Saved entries
==*==

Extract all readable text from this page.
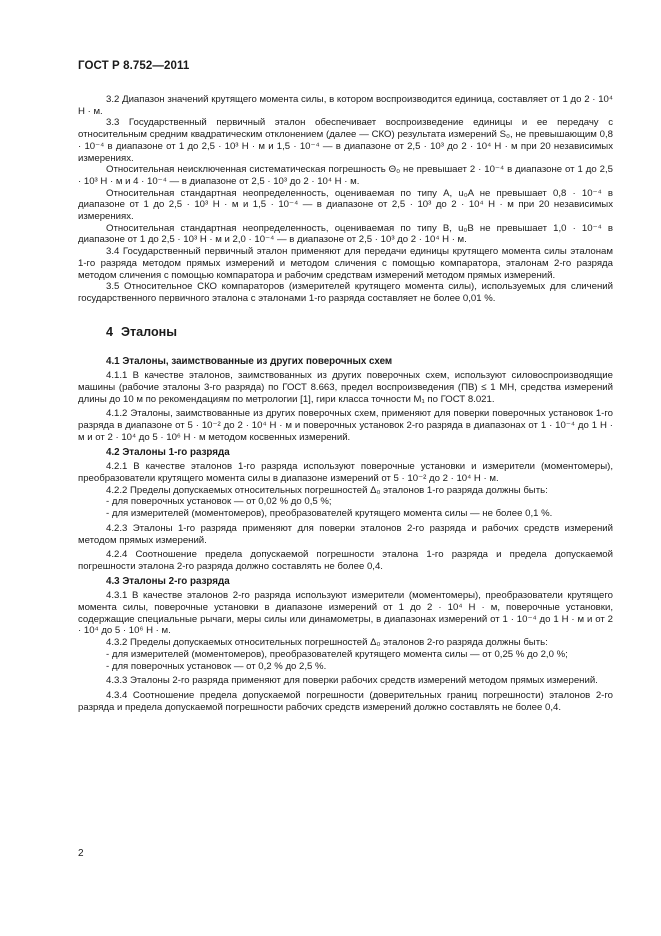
ГОСТ Р 8.752—2011

3.2 Диапазон значений крутящего момента силы, в котором воспроизводится единица, составляет от 1 до 2 · 10⁴ Н · м.

3.3 Государственный первичный эталон обеспечивает воспроизведение единицы и ее передачу с относительным средним квадратическим отклонением (далее — СКО) результата измерений S₀, не превышающим 0,8 · 10⁻⁴ в диапазоне от 1 до 2,5 · 10³ Н · м и 1,5 · 10⁻⁴ — в диапазоне от 2,5 · 10³ до 2 · 10⁴ Н · м при 20 независимых измерениях.

Относительная неисключенная систематическая погрешность Θ₀ не превышает 2 · 10⁻⁴ в диапазоне от 1 до 2,5 · 10³ Н · м и 4 · 10⁻⁴ — в диапазоне от 2,5 · 10³ до 2 · 10⁴ Н · м.

Относительная стандартная неопределенность, оцениваемая по типу А, u₀A не превышает 0,8 · 10⁻⁴ в диапазоне от 1 до 2,5 · 10³ Н · м и 1,5 · 10⁻⁴ — в диапазоне от 2,5 · 10³ до 2 · 10⁴ Н · м при 20 независимых измерениях.

Относительная стандартная неопределенность, оцениваемая по типу В, u₀B не превышает 1,0 · 10⁻⁴ в диапазоне от 1 до 2,5 · 10³ Н · м и 2,0 · 10⁻⁴ — в диапазоне от 2,5 · 10³ до 2 · 10⁴ Н · м.

3.4 Государственный первичный эталон применяют для передачи единицы крутящего момента силы эталонам 1-го разряда методом прямых измерений и методом сличения с помощью компаратора, эталонам 2-го разряда методом сличения с помощью компаратора и рабочим средствам измерений методом прямых измерений.

3.5 Относительное СКО компараторов (измерителей крутящего момента силы), используемых для сличений государственного первичного эталона с эталонами 1-го разряда составляет не более 0,01 %.

4 Эталоны
4.1 Эталоны, заимствованные из других поверочных схем

4.1.1 В качестве эталонов, заимствованных из других поверочных схем, используют силовоспроизводящие машины (рабочие эталоны 3-го разряда) по ГОСТ 8.663, предел воспроизведения (ПВ) ≤ 1 МН, средства измерений длины до 10 м по рекомендациям по метрологии [1], гири класса точности M₁ по ГОСТ 8.021.

4.1.2 Эталоны, заимствованные из других поверочных схем, применяют для поверки поверочных установок 1-го разряда в диапазоне от 5 · 10⁻² до 2 · 10⁴ Н · м и поверочных установок 2-го разряда в диапазонах от 1 · 10⁻⁴ до 1 Н · м и от 2 · 10⁴ до 5 · 10⁶ Н · м методом косвенных измерений.

4.2 Эталоны 1-го разряда

4.2.1 В качестве эталонов 1-го разряда используют поверочные установки и измерители (моментомеры), преобразователи крутящего момента силы в диапазоне измерений от 5 · 10⁻² до 2 · 10⁴ Н · м.

4.2.2 Пределы допускаемых относительных погрешностей Δ₀ эталонов 1-го разряда должны быть:

- для поверочных установок — от 0,02 % до 0,5 %;

- для измерителей (моментомеров), преобразователей крутящего момента силы — не более 0,1 %.

4.2.3 Эталоны 1-го разряда применяют для поверки эталонов 2-го разряда и рабочих средств измерений методом прямых измерений.

4.2.4 Соотношение предела допускаемой погрешности эталона 1-го разряда и предела допускаемой погрешности эталона 2-го разряда должно составлять не более 0,4.

4.3 Эталоны 2-го разряда

4.3.1 В качестве эталонов 2-го разряда используют измерители (моментомеры), преобразователи крутящего момента силы, поверочные установки в диапазоне измерений от 1 до 2 · 10⁴ Н · м, поверочные установки, содержащие специальные рычаги, меры силы или динамометры, в диапазонах измерений от 1 · 10⁻⁴ до 1 Н · м и от 2 · 10⁴ до 5 · 10⁶ Н · м.

4.3.2 Пределы допускаемых относительных погрешностей Δ₀ эталонов 2-го разряда должны быть:

- для измерителей (моментомеров), преобразователей крутящего момента силы — от 0,25 % до 2,0 %;

- для поверочных установок — от 0,2 % до 2,5 %.

4.3.3 Эталоны 2-го разряда применяют для поверки рабочих средств измерений методом прямых измерений.

4.3.4 Соотношение предела допускаемой погрешности (доверительных границ погрешности) эталонов 2-го разряда и предела допускаемой погрешности рабочих средств измерений должно составлять не более 0,4.

2
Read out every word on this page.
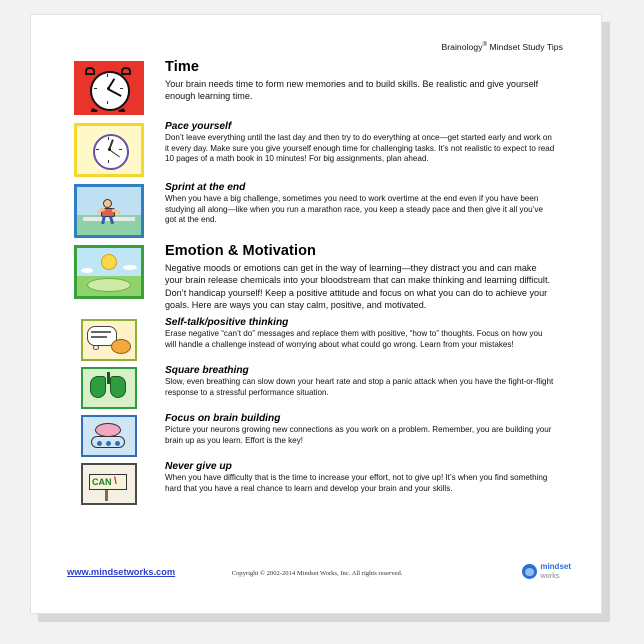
Brainology® Mindset Study Tips
Time

Your brain needs time to form new memories and to build skills. Be realistic and give yourself enough learning time.

Pace yourself

Don’t leave everything until the last day and then try to do everything at once—get started early and work on it every day. Make sure you give yourself enough time for challenging tasks. It’s not realistic to expect to read 10 pages of a math book in 10 minutes! For big assignments, plan ahead.

Sprint at the end

When you have a big challenge, sometimes you need to work overtime at the end even if you have been studying all along—like when you run a marathon race, you keep a steady pace and then give it all you’ve got at the end.

Emotion & Motivation

Negative moods or emotions can get in the way of learning—they distract you and can make your brain release chemicals into your bloodstream that can make thinking and learning difficult. Don’t handicap yourself! Keep a positive attitude and focus on what you can do to achieve your goals. Here are ways you can stay calm, positive, and motivated.

Self-talk/positive thinking

Erase negative “can’t do” messages and replace them with positive, “how to” thoughts. Focus on how you will handle a challenge instead of worrying about what could go wrong. Learn from your mistakes!

Square breathing

Slow, even breathing can slow down your heart rate and stop a panic attack when you have the fight-or-flight response to a stressful performance situation.

Focus on brain building

Picture your neurons growing new connections as you work on a problem. Remember, you are building your brain up as you learn. Effort is the key!

CAN \
Never give up

When you have difficulty that is the time to increase your effort, not to give up! It’s when you find something hard that you have a real chance to learn and develop your brain and your skills.

www.mindsetworks.com	Copyright © 2002-2014 Mindset Works, Inc. All rights reserved.
mindset
works
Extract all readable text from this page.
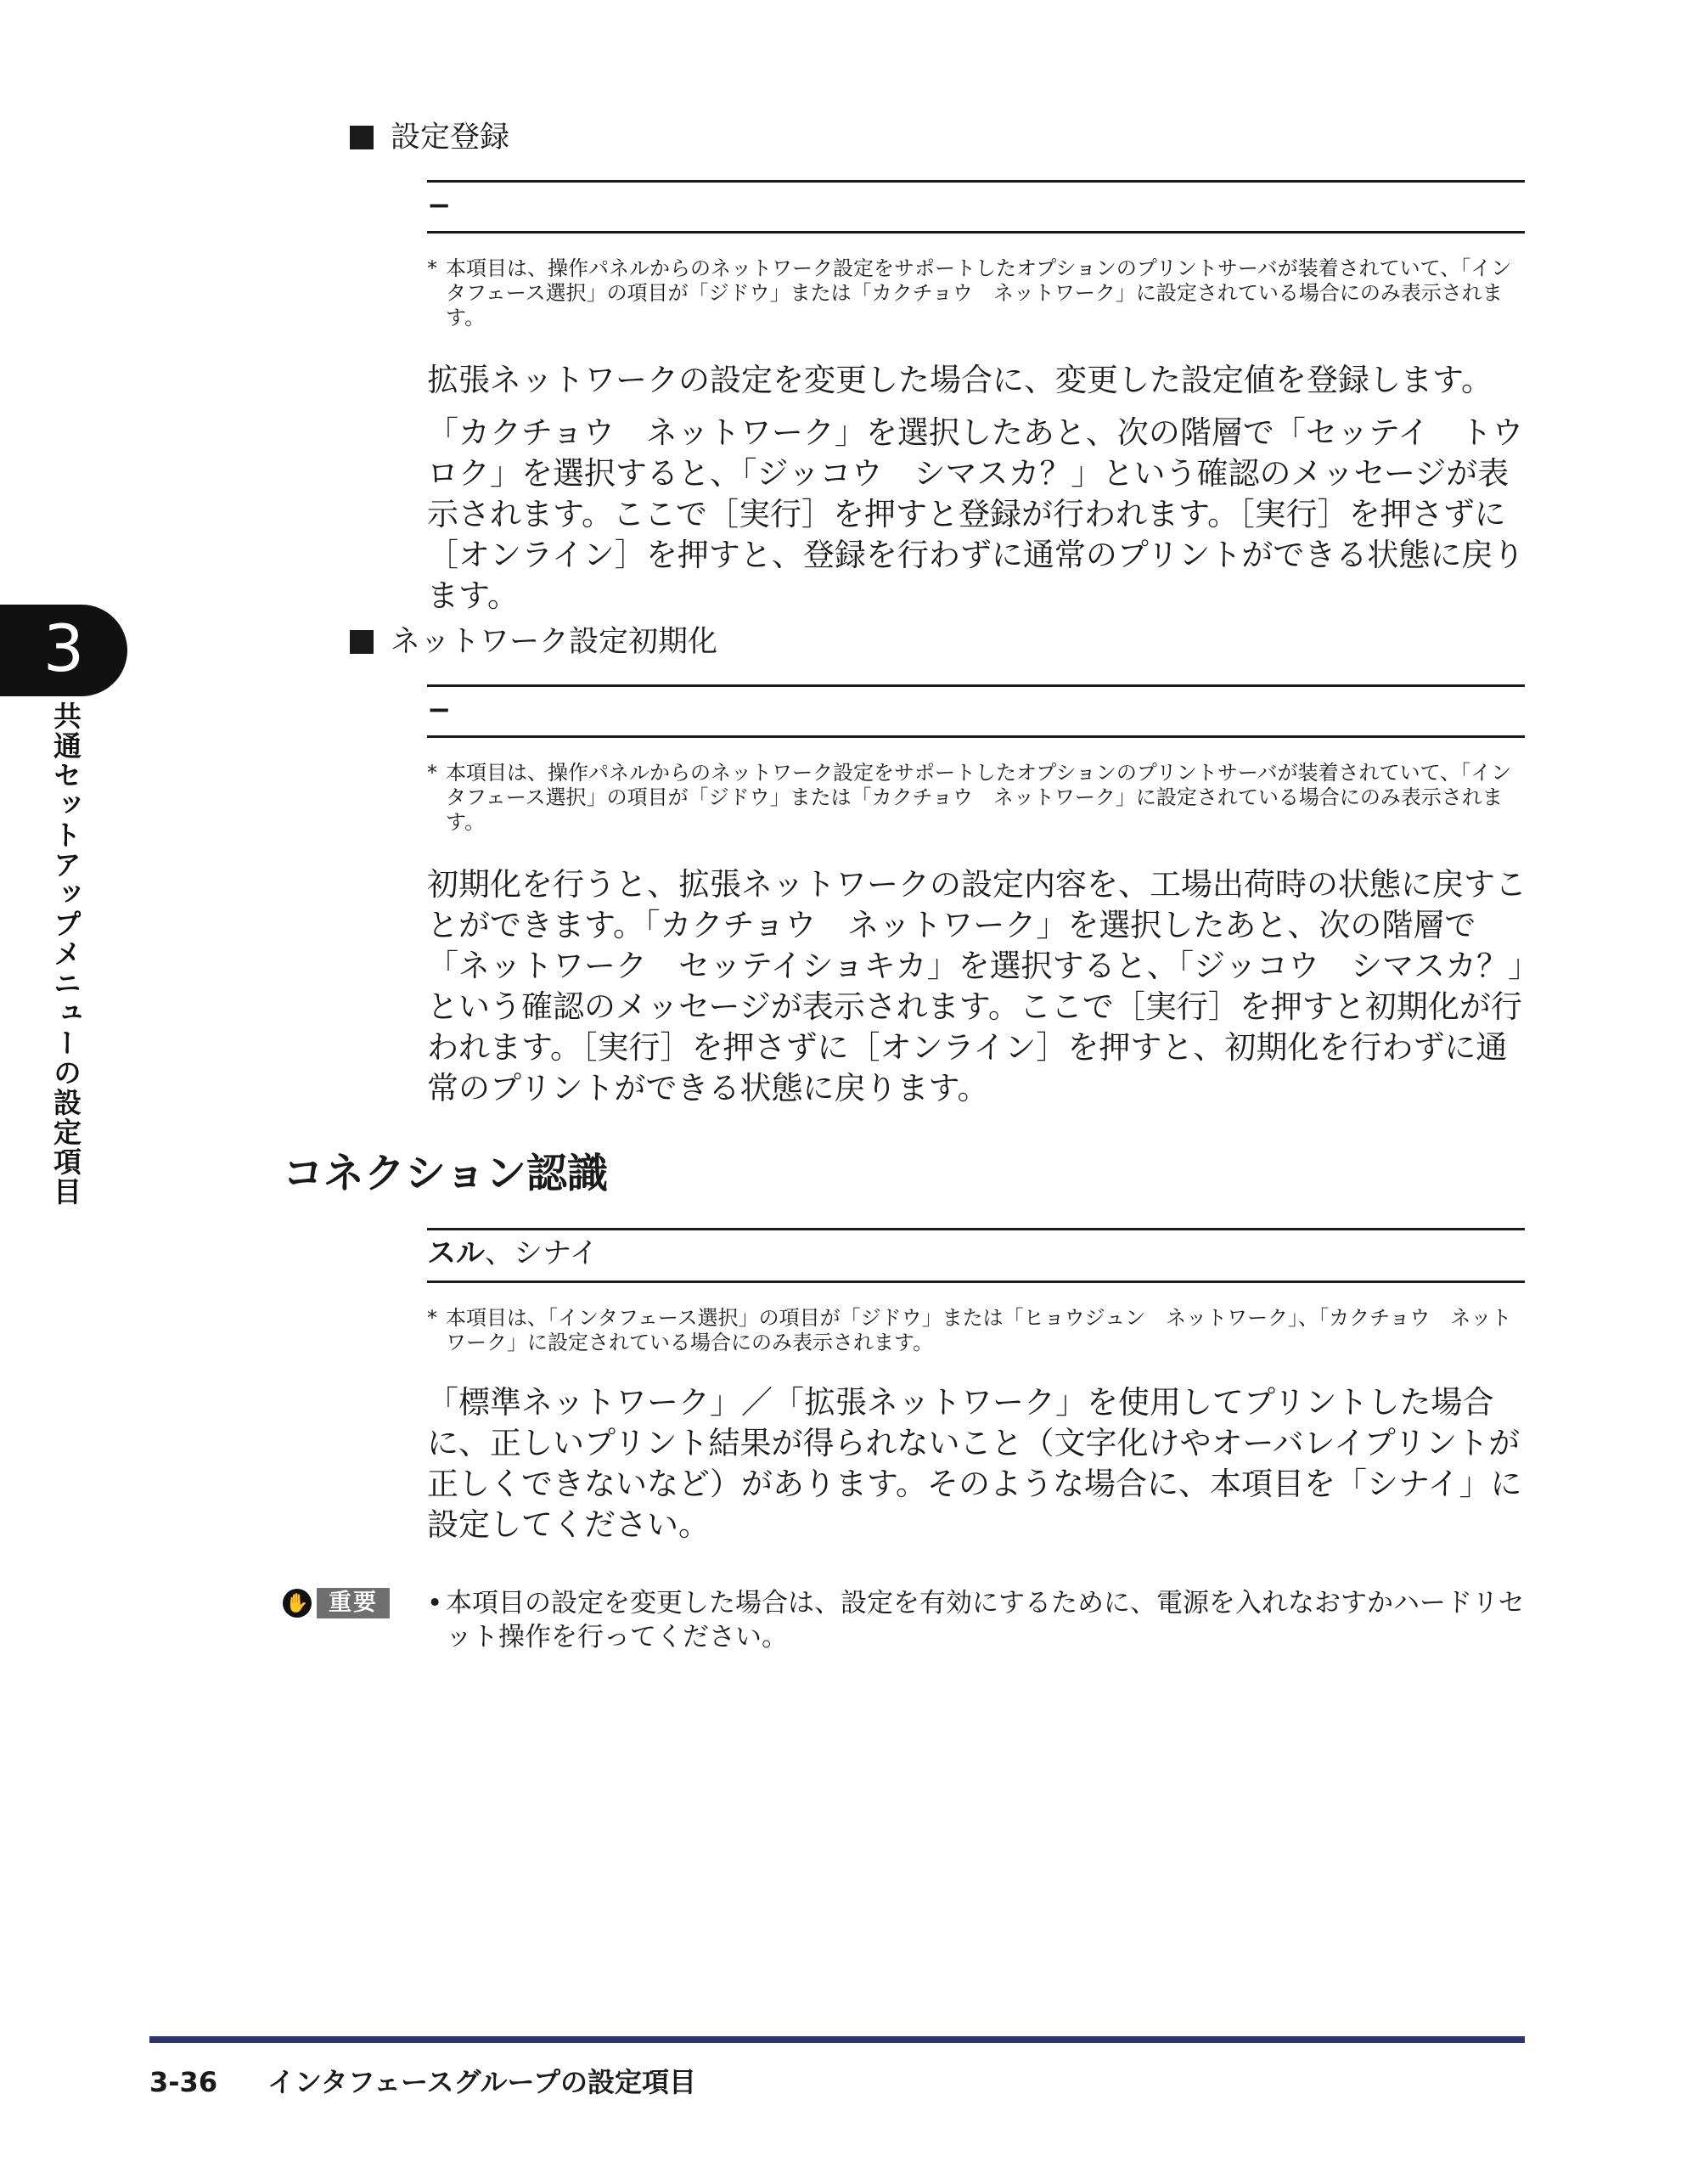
3
共通セットアップメニューの設定項目
設定登録
−
* 本項目は、操作パネルからのネットワーク設定をサポートしたオプションのプリントサーバが装着されていて、「インタフェース選択」の項目が「ジドウ」または「カクチョウ　ネットワーク」に設定されている場合にのみ表示されます。

拡張ネットワークの設定を変更した場合に、変更した設定値を登録します。

「カクチョウ　ネットワーク」を選択したあと、次の階層で「セッテイ　トウロク」を選択すると、「ジッコウ　シマスカ？」という確認のメッセージが表示されます。ここで［実行］を押すと登録が行われます。［実行］を押さずに［オンライン］を押すと、登録を行わずに通常のプリントができる状態に戻ります。

ネットワーク設定初期化
−
* 本項目は、操作パネルからのネットワーク設定をサポートしたオプションのプリントサーバが装着されていて、「インタフェース選択」の項目が「ジドウ」または「カクチョウ　ネットワーク」に設定されている場合にのみ表示されます。

初期化を行うと、拡張ネットワークの設定内容を、工場出荷時の状態に戻すことができます。「カクチョウ　ネットワーク」を選択したあと、次の階層で「ネットワーク　セッテイショキカ」を選択すると、「ジッコウ　シマスカ？」という確認のメッセージが表示されます。ここで［実行］を押すと初期化が行われます。［実行］を押さずに［オンライン］を押すと、初期化を行わずに通常のプリントができる状態に戻ります。

コネクション認識
スル、シナイ
* 本項目は、「インタフェース選択」の項目が「ジドウ」または「ヒョウジュン　ネットワーク」、「カクチョウ　ネットワーク」に設定されている場合にのみ表示されます。

「標準ネットワーク」／「拡張ネットワーク」を使用してプリントした場合に、正しいプリント結果が得られないこと（文字化けやオーバレイプリントが正しくできないなど）があります。そのような場合に、本項目を「シナイ」に設定してください。

✋ 重要	• 本項目の設定を変更した場合は、設定を有効にするために、電源を入れなおすかハードリセット操作を行ってください。
3-36 インタフェースグループの設定項目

==*==

Find the word "более" in the entries above and gather every line that holds it.

▸ Response to this task
3.5 Относительное СКО компараторов (измерителей крутящего момента силы), используемых для сличений государственного первичного эталона с эталонами 1-го разряда составляет не более 0,01 %.
- для измерителей (моментомеров), преобразователей крутящего момента силы — не более 0,1 %.
4.2.4 Соотношение предела допускаемой погрешности эталона 1-го разряда и предела допускаемой погрешности эталона 2-го разряда должно составлять не более 0,4.
4.3.4 Соотношение предела допускаемой погрешности (доверительных границ погрешности) эталонов 2-го разряда и предела допускаемой погрешности рабочих средств измерений должно составлять не более 0,4.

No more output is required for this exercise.